■ **STATED EXERCISE**
Write out every entry exactly as it appears.

■ **EXTRACTED INFORMATION**
## Start

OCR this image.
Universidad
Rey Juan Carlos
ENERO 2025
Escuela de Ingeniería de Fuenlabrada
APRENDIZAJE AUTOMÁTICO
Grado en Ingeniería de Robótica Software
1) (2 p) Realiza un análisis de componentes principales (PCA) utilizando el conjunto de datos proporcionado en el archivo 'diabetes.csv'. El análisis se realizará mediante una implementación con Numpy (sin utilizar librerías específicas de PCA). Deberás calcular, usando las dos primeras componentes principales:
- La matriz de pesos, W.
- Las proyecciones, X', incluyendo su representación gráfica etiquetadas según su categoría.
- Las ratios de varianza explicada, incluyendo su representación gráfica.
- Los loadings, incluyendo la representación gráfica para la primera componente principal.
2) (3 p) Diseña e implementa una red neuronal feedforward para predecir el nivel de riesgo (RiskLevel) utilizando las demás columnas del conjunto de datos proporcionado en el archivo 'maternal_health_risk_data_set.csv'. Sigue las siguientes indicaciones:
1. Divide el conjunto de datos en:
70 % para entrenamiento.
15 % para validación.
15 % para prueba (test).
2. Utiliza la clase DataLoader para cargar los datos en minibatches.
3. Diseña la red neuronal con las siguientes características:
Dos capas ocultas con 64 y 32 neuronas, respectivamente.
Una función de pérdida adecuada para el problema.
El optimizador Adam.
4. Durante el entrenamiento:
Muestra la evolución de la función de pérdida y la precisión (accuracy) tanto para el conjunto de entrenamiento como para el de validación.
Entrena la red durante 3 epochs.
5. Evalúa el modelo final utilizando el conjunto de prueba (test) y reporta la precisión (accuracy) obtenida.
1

## End

■ **TASK RESPONSE**
OCR this image.
Universidad
Rey Juan Carlos
ENERO 2025
Escuela de Ingeniería de Fuenlabrada
APRENDIZAJE AUTOMÁTICO
Grado en Ingeniería de Robótica Software
1) (2 p) Realiza un análisis de componentes principales (PCA) utilizando el conjunto de datos proporcionado en el archivo 'diabetes.csv'. El análisis se realizará mediante una implementación con Numpy (sin utilizar librerías específicas de PCA). Deberás calcular, usando las dos primeras componentes principales:
- La matriz de pesos, W.
- Las proyecciones, X', incluyendo su representación gráfica etiquetadas según su categoría.
- Las ratios de varianza explicada, incluyendo su representación gráfica.
- Los loadings, incluyendo la representación gráfica para la primera componente principal.
2) (3 p) Diseña e implementa una red neuronal feedforward para predecir el nivel de riesgo (RiskLevel) utilizando las demás columnas del conjunto de datos proporcionado en el archivo 'maternal_health_risk_data_set.csv'. Sigue las siguientes indicaciones:
1. Divide el conjunto de datos en:
70 % para entrenamiento.
15 % para validación.
15 % para prueba (test).
2. Utiliza la clase DataLoader para cargar los datos en minibatches.
3. Diseña la red neuronal con las siguientes características:
Dos capas ocultas con 64 y 32 neuronas, respectivamente.
Una función de pérdida adecuada para el problema.
El optimizador Adam.
4. Durante el entrenamiento:
Muestra la evolución de la función de pérdida y la precisión (accuracy) tanto para el conjunto de entrenamiento como para el de validación.
Entrena la red durante 3 epochs.
5. Evalúa el modelo final utilizando el conjunto de prueba (test) y reporta la precisión (accuracy) obtenida.
1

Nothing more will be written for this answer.